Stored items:
* begin *

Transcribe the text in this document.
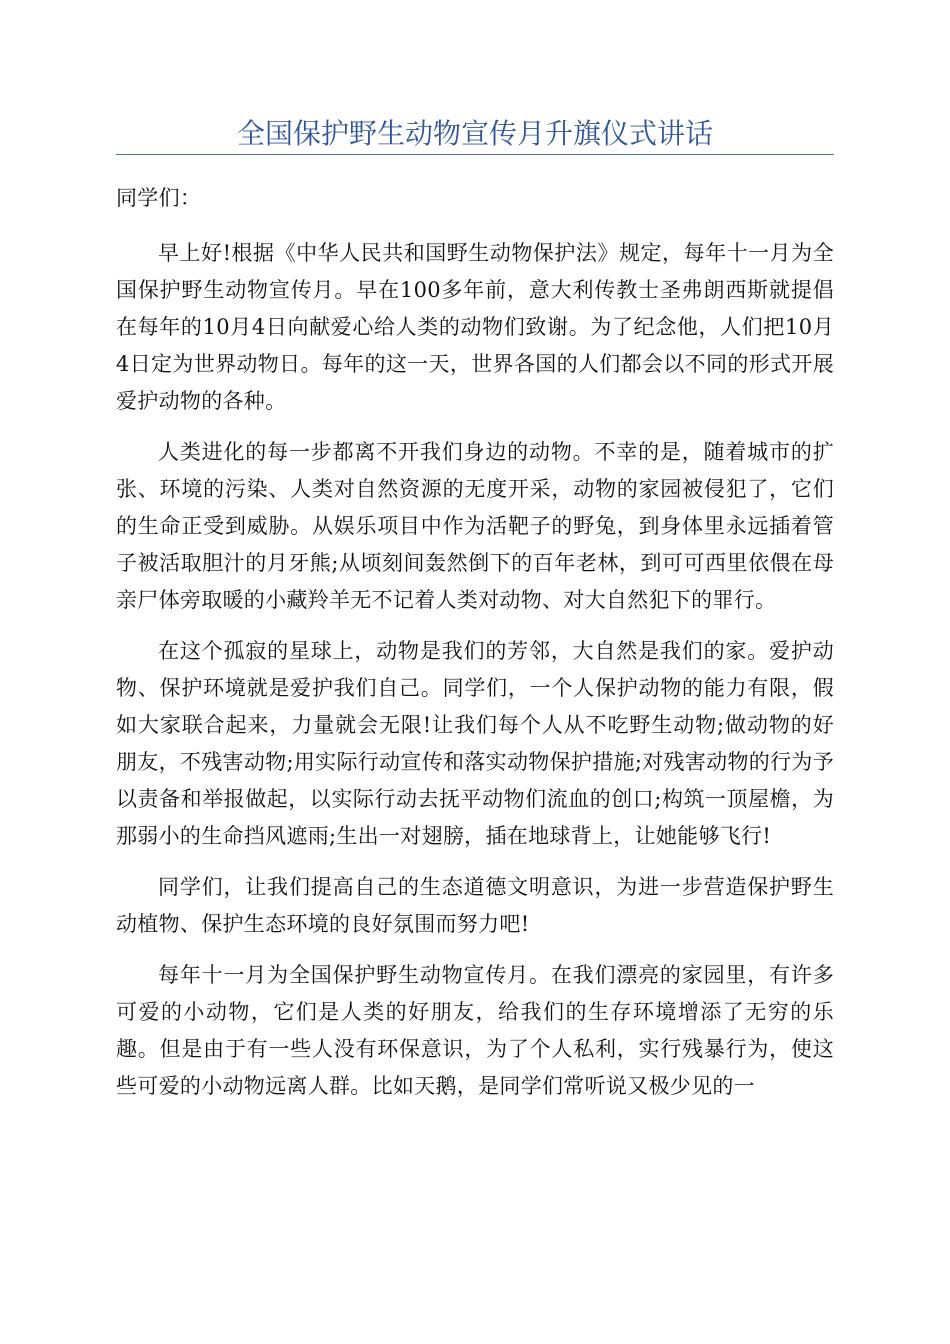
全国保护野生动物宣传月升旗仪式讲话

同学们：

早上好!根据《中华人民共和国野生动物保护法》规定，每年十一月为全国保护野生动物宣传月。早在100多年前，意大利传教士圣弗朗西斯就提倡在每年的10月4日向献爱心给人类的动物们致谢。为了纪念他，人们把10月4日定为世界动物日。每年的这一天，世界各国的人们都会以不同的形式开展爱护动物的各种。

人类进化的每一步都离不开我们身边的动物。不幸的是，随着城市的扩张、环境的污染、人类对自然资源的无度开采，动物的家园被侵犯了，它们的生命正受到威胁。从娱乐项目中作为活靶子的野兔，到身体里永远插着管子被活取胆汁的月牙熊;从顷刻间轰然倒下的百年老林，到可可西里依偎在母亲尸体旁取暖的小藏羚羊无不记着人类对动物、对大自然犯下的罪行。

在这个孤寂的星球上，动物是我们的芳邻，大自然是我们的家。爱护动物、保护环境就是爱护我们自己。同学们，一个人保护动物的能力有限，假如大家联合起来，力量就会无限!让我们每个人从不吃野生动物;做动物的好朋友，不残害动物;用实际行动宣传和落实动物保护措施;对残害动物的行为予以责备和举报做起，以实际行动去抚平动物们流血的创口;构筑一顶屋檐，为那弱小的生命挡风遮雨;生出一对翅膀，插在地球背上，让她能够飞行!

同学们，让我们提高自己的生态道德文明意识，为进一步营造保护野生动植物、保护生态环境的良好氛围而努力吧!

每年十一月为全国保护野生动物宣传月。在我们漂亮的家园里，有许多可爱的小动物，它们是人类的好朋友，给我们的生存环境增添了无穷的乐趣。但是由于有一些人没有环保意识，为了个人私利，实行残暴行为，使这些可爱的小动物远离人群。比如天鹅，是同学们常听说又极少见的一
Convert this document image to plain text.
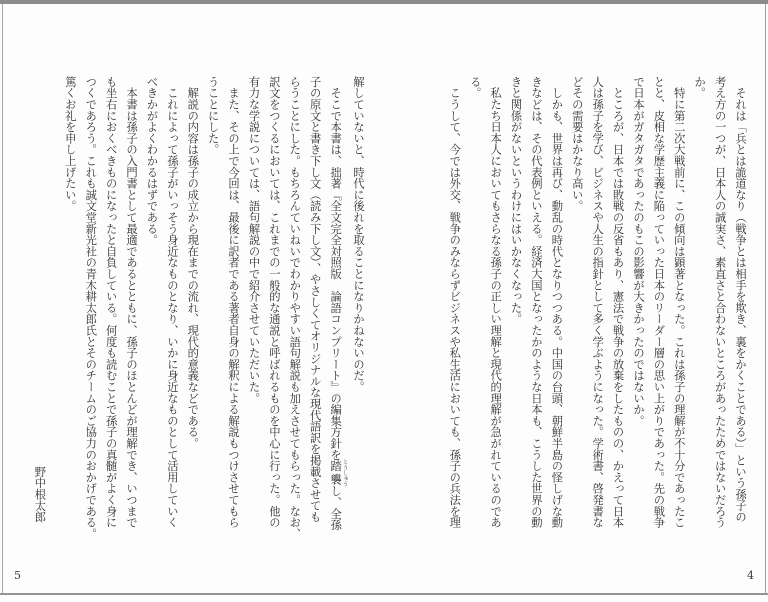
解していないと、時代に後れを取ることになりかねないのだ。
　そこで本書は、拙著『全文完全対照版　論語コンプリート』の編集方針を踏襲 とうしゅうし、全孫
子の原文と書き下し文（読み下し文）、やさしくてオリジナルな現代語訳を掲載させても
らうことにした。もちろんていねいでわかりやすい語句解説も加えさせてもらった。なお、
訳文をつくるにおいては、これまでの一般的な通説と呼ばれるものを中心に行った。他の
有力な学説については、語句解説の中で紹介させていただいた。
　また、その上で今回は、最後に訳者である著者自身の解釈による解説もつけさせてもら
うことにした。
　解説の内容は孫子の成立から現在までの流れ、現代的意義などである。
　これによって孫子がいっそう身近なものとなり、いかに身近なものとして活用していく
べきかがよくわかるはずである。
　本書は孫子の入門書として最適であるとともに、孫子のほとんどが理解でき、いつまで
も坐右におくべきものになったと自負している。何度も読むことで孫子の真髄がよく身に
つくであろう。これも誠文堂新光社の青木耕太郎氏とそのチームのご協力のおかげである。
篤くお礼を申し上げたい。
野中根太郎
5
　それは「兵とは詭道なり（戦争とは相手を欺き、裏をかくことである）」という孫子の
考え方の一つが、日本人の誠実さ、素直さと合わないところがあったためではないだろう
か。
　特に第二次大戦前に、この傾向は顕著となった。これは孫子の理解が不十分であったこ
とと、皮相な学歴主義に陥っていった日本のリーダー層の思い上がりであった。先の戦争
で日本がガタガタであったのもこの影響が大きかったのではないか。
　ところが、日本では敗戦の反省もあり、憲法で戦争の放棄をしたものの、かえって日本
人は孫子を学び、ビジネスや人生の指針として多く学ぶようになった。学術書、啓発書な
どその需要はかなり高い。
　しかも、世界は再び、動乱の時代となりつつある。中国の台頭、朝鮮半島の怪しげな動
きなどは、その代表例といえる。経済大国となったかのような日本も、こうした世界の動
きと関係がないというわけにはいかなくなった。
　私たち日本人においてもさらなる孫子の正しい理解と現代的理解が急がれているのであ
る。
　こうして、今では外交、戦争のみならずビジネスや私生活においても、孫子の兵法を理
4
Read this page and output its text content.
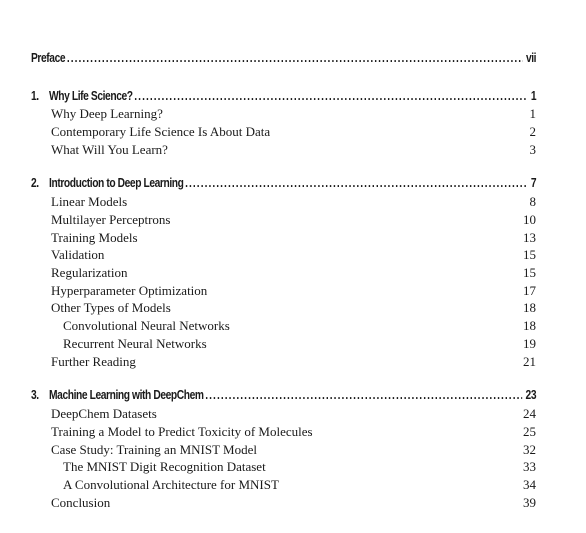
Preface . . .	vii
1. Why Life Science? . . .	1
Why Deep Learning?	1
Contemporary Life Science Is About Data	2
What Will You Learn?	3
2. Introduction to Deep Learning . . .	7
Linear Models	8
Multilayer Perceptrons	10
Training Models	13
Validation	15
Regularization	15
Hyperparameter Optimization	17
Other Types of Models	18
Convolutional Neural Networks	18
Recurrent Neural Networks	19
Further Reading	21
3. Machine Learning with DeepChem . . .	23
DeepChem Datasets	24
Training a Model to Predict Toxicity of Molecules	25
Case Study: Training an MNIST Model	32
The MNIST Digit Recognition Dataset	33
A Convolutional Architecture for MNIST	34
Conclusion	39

* end *

** WRITTEN TASK **
Repeat all the data as it stands, dropping any images it holds.

** RESPONSE **
Transcribe the text in this document.
全国保护野生动物宣传月升旗仪式讲话

同学们：

早上好!根据《中华人民共和国野生动物保护法》规定，每年十一月为全国保护野生动物宣传月。早在100多年前，意大利传教士圣弗朗西斯就提倡在每年的10月4日向献爱心给人类的动物们致谢。为了纪念他，人们把10月4日定为世界动物日。每年的这一天，世界各国的人们都会以不同的形式开展爱护动物的各种。

人类进化的每一步都离不开我们身边的动物。不幸的是，随着城市的扩张、环境的污染、人类对自然资源的无度开采，动物的家园被侵犯了，它们的生命正受到威胁。从娱乐项目中作为活靶子的野兔，到身体里永远插着管子被活取胆汁的月牙熊;从顷刻间轰然倒下的百年老林，到可可西里依偎在母亲尸体旁取暖的小藏羚羊无不记着人类对动物、对大自然犯下的罪行。

在这个孤寂的星球上，动物是我们的芳邻，大自然是我们的家。爱护动物、保护环境就是爱护我们自己。同学们，一个人保护动物的能力有限，假如大家联合起来，力量就会无限!让我们每个人从不吃野生动物;做动物的好朋友，不残害动物;用实际行动宣传和落实动物保护措施;对残害动物的行为予以责备和举报做起，以实际行动去抚平动物们流血的创口;构筑一顶屋檐，为那弱小的生命挡风遮雨;生出一对翅膀，插在地球背上，让她能够飞行!

同学们，让我们提高自己的生态道德文明意识，为进一步营造保护野生动植物、保护生态环境的良好氛围而努力吧!

每年十一月为全国保护野生动物宣传月。在我们漂亮的家园里，有许多可爱的小动物，它们是人类的好朋友，给我们的生存环境增添了无穷的乐趣。但是由于有一些人没有环保意识，为了个人私利，实行残暴行为，使这些可爱的小动物远离人群。比如天鹅，是同学们常听说又极少见的一
Convert this document image to plain text.
解していないと、時代に後れを取ることになりかねないのだ。
　そこで本書は、拙著『全文完全対照版　論語コンプリート』の編集方針を踏襲 とうしゅうし、全孫
子の原文と書き下し文（読み下し文）、やさしくてオリジナルな現代語訳を掲載させても
らうことにした。もちろんていねいでわかりやすい語句解説も加えさせてもらった。なお、
訳文をつくるにおいては、これまでの一般的な通説と呼ばれるものを中心に行った。他の
有力な学説については、語句解説の中で紹介させていただいた。
　また、その上で今回は、最後に訳者である著者自身の解釈による解説もつけさせてもら
うことにした。
　解説の内容は孫子の成立から現在までの流れ、現代的意義などである。
　これによって孫子がいっそう身近なものとなり、いかに身近なものとして活用していく
べきかがよくわかるはずである。
　本書は孫子の入門書として最適であるとともに、孫子のほとんどが理解でき、いつまで
も坐右におくべきものになったと自負している。何度も読むことで孫子の真髄がよく身に
つくであろう。これも誠文堂新光社の青木耕太郎氏とそのチームのご協力のおかげである。
篤くお礼を申し上げたい。
野中根太郎
5
　それは「兵とは詭道なり（戦争とは相手を欺き、裏をかくことである）」という孫子の
考え方の一つが、日本人の誠実さ、素直さと合わないところがあったためではないだろう
か。
　特に第二次大戦前に、この傾向は顕著となった。これは孫子の理解が不十分であったこ
とと、皮相な学歴主義に陥っていった日本のリーダー層の思い上がりであった。先の戦争
で日本がガタガタであったのもこの影響が大きかったのではないか。
　ところが、日本では敗戦の反省もあり、憲法で戦争の放棄をしたものの、かえって日本
人は孫子を学び、ビジネスや人生の指針として多く学ぶようになった。学術書、啓発書な
どその需要はかなり高い。
　しかも、世界は再び、動乱の時代となりつつある。中国の台頭、朝鮮半島の怪しげな動
きなどは、その代表例といえる。経済大国となったかのような日本も、こうした世界の動
きと関係がないというわけにはいかなくなった。
　私たち日本人においてもさらなる孫子の正しい理解と現代的理解が急がれているのであ
る。
　こうして、今では外交、戦争のみならずビジネスや私生活においても、孫子の兵法を理
4
Read this page and output its text content.
Preface . . .	vii
1. Why Life Science? . . .	1
Why Deep Learning?	1
Contemporary Life Science Is About Data	2
What Will You Learn?	3
2. Introduction to Deep Learning . . .	7
Linear Models	8
Multilayer Perceptrons	10
Training Models	13
Validation	15
Regularization	15
Hyperparameter Optimization	17
Other Types of Models	18
Convolutional Neural Networks	18
Recurrent Neural Networks	19
Further Reading	21
3. Machine Learning with DeepChem . . .	23
DeepChem Datasets	24
Training a Model to Predict Toxicity of Molecules	25
Case Study: Training an MNIST Model	32
The MNIST Digit Recognition Dataset	33
A Convolutional Architecture for MNIST	34
Conclusion	39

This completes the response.